> Given text:
+===+
5. But that is pretty much the greatest earthly reward one can get – and only so far and no further! – For what will happen with such earthly-jesuit “great spirits” in the realm of true, living spirits, can easily be deduced by those, who are only a little experienced in a higher spiritual light.

6. I want to show this to you with a very simple and comprehensible analysis. And so listen! This man wanted, out of sheer, secret imperiousness, separate Ireland from the now legitimate rule of England, and then control it in the interest of the Jesuits. – Question: How much life for the spirit is contained in imperiousness!

7. This man was very rich in money and property and did not even in the time of distress do what I demanded of the rich young ruler. But what did I say to the apostles, when the rich man went his way crying, because I required the distribution of his goods among the poor, and in turn offered him the treasure of eternal life in heaven? I think, the parable of the camel and the needle’s eye is known to you!
+===+
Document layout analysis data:
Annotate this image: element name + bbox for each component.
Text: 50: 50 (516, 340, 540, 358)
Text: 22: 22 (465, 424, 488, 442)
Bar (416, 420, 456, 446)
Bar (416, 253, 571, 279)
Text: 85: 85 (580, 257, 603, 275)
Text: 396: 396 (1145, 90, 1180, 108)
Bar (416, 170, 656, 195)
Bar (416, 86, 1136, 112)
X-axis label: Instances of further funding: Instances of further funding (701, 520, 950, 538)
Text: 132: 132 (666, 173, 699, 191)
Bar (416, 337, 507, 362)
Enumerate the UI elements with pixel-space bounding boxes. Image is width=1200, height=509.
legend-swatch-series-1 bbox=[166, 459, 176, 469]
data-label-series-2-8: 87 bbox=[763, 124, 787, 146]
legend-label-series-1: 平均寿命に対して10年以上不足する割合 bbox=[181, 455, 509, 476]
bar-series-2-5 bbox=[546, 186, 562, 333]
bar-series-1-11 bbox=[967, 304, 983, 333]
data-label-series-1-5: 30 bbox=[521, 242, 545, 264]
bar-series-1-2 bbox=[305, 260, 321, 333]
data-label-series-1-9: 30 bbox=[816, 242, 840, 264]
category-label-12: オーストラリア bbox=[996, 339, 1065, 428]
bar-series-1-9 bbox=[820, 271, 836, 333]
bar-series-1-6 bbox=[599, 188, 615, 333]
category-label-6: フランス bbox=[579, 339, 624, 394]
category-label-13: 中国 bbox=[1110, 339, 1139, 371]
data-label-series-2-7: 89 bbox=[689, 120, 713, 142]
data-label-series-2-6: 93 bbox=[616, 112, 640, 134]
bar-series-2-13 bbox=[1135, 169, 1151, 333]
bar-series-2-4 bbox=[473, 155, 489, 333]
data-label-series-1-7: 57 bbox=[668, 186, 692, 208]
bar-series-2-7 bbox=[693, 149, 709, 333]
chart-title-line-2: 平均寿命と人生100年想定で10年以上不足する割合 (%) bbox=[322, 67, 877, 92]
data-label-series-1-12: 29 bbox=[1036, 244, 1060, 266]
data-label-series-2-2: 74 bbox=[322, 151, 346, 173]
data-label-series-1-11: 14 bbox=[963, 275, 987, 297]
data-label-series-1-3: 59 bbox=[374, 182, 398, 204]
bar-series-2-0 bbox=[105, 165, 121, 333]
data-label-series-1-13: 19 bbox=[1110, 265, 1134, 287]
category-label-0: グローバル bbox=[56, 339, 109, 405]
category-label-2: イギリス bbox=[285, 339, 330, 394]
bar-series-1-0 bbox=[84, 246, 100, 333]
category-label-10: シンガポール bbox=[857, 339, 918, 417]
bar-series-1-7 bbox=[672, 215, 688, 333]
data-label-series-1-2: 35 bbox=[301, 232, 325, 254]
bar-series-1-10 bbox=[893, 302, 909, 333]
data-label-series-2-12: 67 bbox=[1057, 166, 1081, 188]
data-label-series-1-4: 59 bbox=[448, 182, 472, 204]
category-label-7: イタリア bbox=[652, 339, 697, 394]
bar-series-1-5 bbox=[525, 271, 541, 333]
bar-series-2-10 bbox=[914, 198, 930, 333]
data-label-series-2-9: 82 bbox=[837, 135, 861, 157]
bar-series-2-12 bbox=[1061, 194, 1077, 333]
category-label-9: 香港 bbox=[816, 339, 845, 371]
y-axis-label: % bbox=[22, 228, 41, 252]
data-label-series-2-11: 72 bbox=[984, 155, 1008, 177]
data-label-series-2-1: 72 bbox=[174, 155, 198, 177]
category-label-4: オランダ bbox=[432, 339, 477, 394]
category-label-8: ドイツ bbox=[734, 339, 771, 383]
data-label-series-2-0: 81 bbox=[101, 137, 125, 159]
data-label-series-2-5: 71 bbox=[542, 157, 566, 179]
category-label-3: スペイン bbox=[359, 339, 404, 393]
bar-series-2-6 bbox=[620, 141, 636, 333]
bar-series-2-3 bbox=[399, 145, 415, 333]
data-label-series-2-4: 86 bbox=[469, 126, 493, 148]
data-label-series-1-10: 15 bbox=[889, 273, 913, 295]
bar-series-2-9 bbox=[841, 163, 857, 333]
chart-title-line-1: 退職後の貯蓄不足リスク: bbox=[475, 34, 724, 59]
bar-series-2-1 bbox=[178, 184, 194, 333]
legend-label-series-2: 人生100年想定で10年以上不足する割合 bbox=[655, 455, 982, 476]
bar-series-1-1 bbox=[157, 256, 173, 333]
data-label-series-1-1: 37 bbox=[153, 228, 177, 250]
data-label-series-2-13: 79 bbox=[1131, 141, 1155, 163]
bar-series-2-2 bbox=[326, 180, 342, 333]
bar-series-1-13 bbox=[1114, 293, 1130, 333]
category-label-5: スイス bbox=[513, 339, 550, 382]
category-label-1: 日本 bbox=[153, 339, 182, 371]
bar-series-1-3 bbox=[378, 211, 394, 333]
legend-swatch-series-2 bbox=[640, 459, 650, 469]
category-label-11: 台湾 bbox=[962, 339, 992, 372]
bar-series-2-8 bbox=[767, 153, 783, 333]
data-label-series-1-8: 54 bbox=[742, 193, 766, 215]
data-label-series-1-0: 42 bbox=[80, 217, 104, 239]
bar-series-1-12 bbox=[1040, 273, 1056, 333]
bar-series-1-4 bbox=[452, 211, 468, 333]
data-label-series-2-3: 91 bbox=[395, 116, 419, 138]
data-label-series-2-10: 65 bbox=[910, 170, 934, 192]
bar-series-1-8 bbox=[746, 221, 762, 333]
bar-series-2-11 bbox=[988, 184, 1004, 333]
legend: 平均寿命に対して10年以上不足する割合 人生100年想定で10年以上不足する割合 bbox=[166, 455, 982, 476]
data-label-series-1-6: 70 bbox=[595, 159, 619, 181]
+===+
> Work instructions: Reproduce word for word the passage numbered 5 through 7, from its first sentence to its last.

> Solution for this task:
5. But that is pretty much the greatest earthly reward one can get – and only so far and no further! – For what will happen with such earthly-jesuit “great spirits” in the realm of true, living spirits, can easily be deduced by those, who are only a little experienced in a higher spiritual light.

6. I want to show this to you with a very simple and comprehensible analysis. And so listen! This man wanted, out of sheer, secret imperiousness, separate Ireland from the now legitimate rule of England, and then control it in the interest of the Jesuits. – Question: How much life for the spirit is contained in imperiousness!

7. This man was very rich in money and property and did not even in the time of distress do what I demanded of the rich young ruler. But what did I say to the apostles, when the rich man went his way crying, because I required the distribution of his goods among the poor, and in turn offered him the treasure of eternal life in heaven? I think, the parable of the camel and the needle’s eye is known to you!